**Given task:** For the listing below, give the number of lines in which "JSON" occurs. Add nothing.

**Records for this task:**
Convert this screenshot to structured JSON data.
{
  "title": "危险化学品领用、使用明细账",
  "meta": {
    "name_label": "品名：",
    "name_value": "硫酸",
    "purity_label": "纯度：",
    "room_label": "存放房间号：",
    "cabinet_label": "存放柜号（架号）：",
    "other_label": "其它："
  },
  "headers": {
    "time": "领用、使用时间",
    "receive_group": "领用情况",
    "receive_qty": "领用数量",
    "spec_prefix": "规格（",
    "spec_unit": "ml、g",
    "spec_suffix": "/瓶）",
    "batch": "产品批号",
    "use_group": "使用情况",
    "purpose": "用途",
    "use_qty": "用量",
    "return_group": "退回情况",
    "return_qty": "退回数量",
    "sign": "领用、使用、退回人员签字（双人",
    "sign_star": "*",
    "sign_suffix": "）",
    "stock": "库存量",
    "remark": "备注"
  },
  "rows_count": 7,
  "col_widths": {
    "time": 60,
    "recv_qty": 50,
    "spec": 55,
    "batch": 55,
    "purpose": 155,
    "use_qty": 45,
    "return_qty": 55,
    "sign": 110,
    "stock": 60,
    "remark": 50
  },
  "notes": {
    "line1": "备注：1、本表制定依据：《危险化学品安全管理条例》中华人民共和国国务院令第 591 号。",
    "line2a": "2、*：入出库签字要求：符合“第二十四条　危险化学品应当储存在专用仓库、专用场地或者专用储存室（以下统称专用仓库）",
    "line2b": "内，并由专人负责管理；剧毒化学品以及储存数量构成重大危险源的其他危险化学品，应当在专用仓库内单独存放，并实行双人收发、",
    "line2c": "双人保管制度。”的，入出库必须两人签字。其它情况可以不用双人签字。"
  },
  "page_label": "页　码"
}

==

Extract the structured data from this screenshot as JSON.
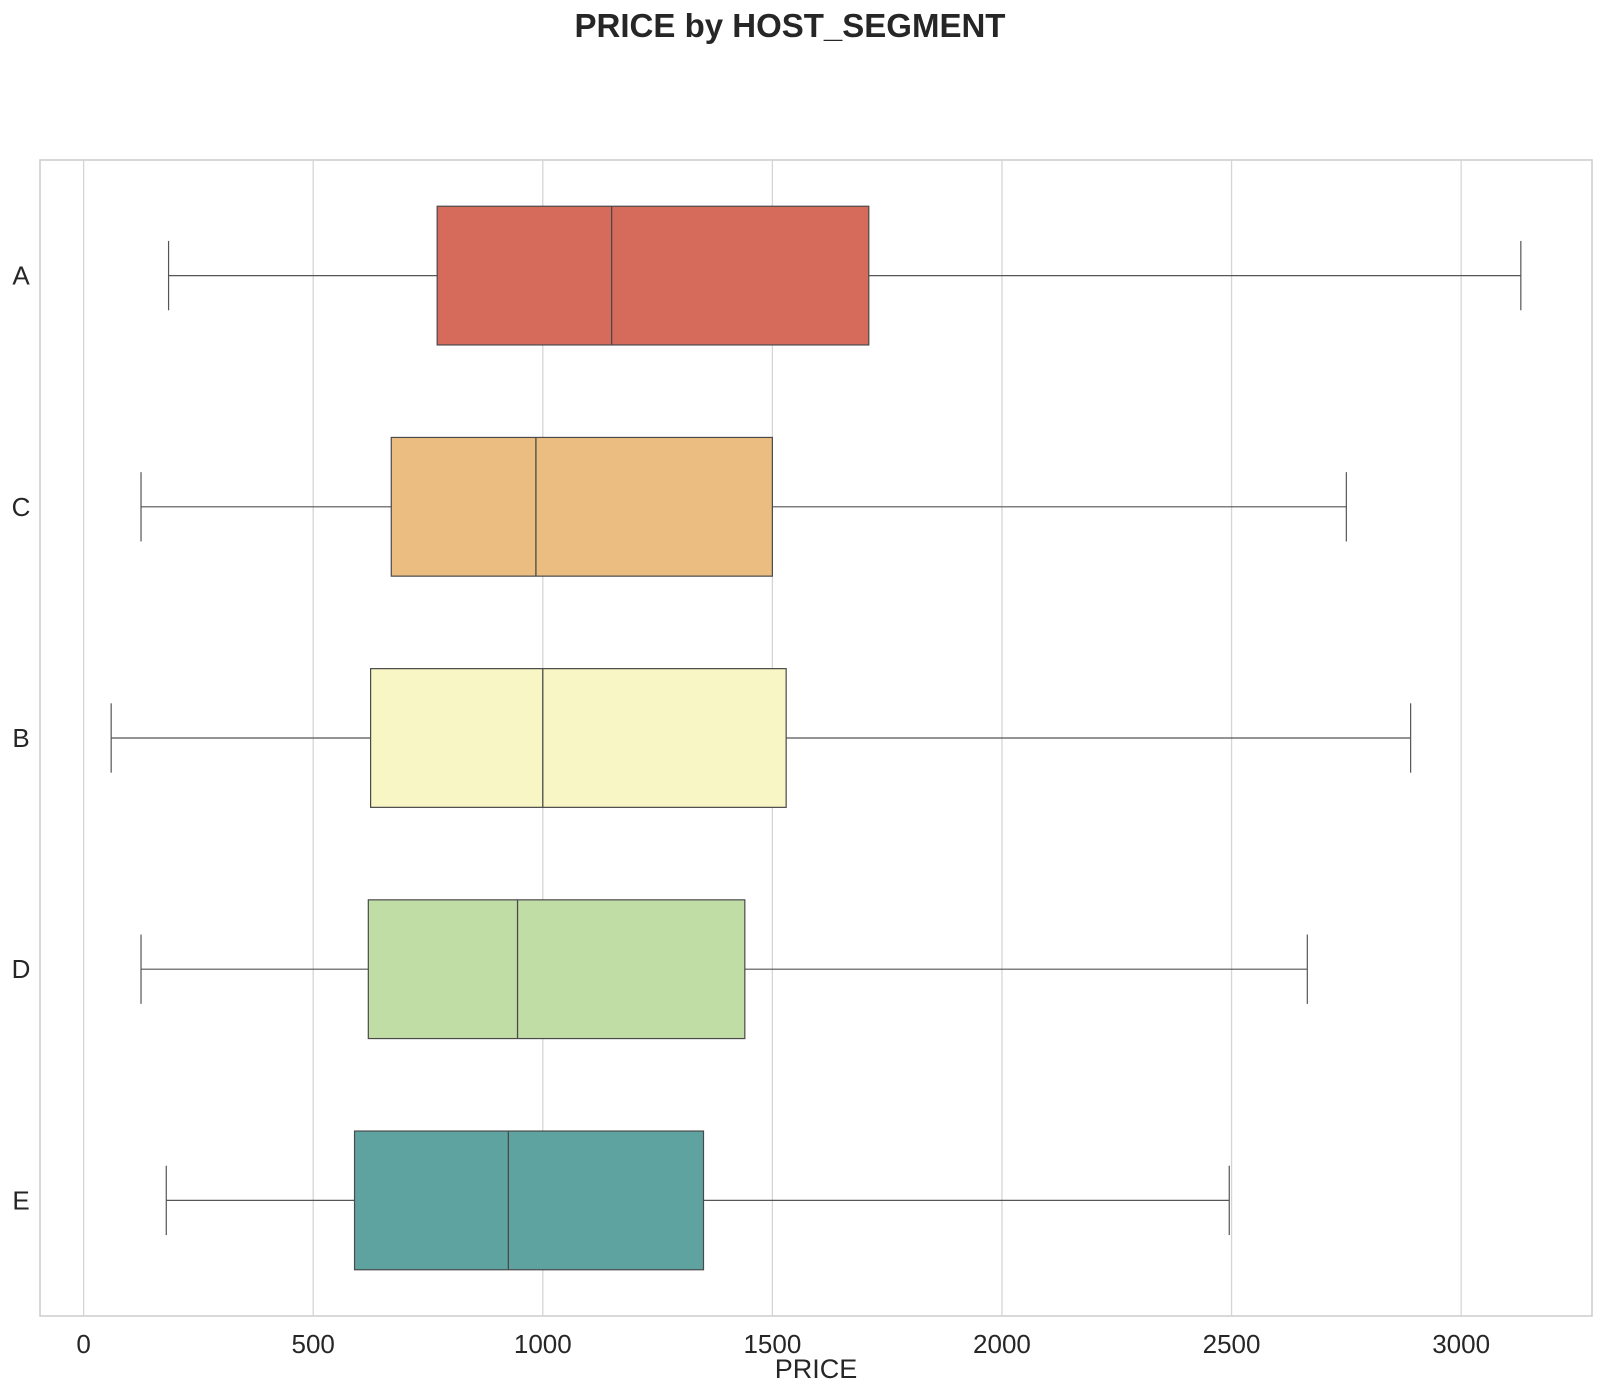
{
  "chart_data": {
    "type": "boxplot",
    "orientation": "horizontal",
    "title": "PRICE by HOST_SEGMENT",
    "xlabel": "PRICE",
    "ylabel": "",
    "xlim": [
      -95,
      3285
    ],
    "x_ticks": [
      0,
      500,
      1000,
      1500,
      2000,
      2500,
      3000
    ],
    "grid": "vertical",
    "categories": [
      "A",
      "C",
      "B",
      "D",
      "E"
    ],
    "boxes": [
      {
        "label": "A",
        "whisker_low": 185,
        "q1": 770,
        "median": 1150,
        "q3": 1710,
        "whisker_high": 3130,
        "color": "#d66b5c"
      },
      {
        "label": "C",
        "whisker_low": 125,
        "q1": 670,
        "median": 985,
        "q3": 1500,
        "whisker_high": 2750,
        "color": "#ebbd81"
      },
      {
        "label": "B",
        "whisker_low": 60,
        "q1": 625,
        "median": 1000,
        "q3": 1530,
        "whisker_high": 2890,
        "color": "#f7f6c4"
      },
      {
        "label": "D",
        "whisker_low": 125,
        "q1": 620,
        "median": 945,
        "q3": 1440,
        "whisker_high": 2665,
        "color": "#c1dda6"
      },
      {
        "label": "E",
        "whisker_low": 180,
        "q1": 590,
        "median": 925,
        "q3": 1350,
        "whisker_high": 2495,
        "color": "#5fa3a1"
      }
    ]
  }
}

--

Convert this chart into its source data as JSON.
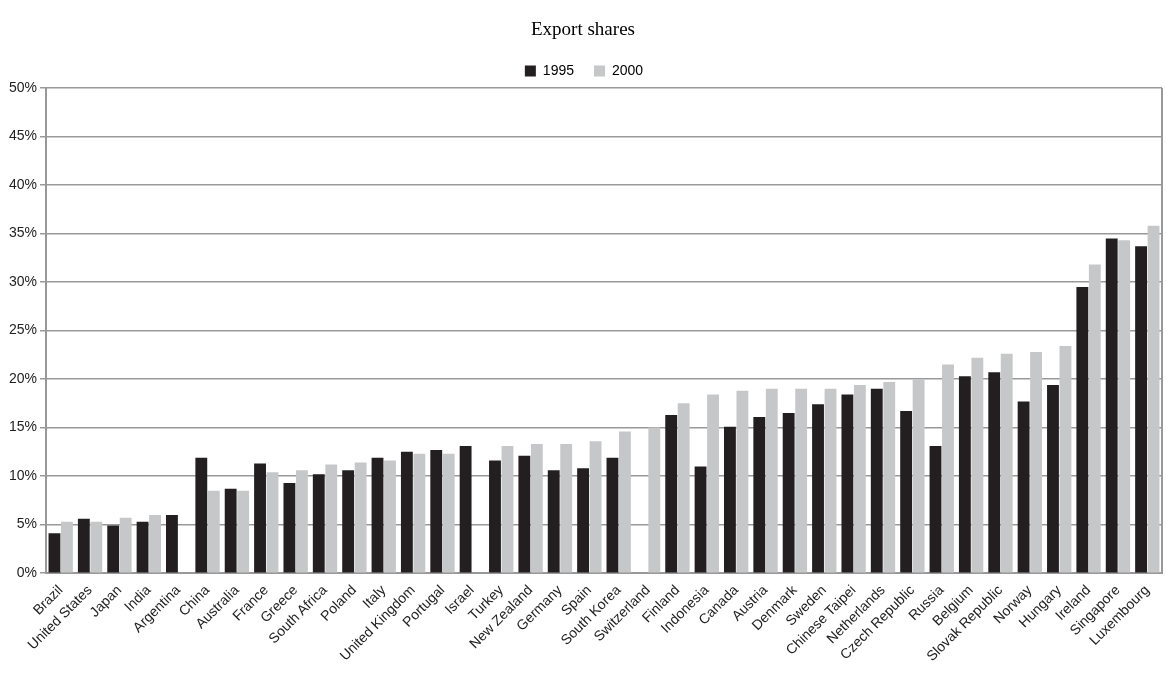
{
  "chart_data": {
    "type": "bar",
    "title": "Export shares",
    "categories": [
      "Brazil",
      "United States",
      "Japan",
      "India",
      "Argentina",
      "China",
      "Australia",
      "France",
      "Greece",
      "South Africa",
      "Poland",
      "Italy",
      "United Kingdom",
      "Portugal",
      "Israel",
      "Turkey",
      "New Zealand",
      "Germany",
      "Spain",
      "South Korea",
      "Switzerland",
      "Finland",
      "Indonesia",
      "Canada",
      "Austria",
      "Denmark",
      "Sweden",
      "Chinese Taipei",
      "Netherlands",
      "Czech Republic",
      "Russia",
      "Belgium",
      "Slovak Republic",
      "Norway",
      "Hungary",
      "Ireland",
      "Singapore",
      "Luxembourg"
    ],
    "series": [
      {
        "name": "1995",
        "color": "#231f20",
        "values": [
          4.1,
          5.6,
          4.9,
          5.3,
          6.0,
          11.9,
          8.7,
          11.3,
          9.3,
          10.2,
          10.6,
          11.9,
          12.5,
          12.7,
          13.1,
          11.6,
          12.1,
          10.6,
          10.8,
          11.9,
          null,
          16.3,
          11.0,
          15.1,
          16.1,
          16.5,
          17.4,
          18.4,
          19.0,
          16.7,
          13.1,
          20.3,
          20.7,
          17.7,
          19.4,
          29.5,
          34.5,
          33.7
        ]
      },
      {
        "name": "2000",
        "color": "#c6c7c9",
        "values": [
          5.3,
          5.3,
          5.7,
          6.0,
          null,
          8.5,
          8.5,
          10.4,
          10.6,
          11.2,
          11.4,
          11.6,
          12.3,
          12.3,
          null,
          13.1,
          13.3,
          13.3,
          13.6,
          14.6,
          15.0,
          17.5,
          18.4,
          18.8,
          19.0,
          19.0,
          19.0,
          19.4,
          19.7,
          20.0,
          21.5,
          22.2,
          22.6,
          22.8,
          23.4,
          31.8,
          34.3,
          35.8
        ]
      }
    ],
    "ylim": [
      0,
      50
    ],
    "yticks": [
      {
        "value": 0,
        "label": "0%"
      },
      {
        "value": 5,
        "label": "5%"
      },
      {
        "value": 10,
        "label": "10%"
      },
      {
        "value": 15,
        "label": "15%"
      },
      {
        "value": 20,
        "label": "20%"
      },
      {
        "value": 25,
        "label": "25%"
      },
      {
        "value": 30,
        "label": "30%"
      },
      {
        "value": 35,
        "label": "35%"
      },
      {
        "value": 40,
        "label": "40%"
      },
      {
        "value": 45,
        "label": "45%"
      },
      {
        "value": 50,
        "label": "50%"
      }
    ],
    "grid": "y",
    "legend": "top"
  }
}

**Reply:** 3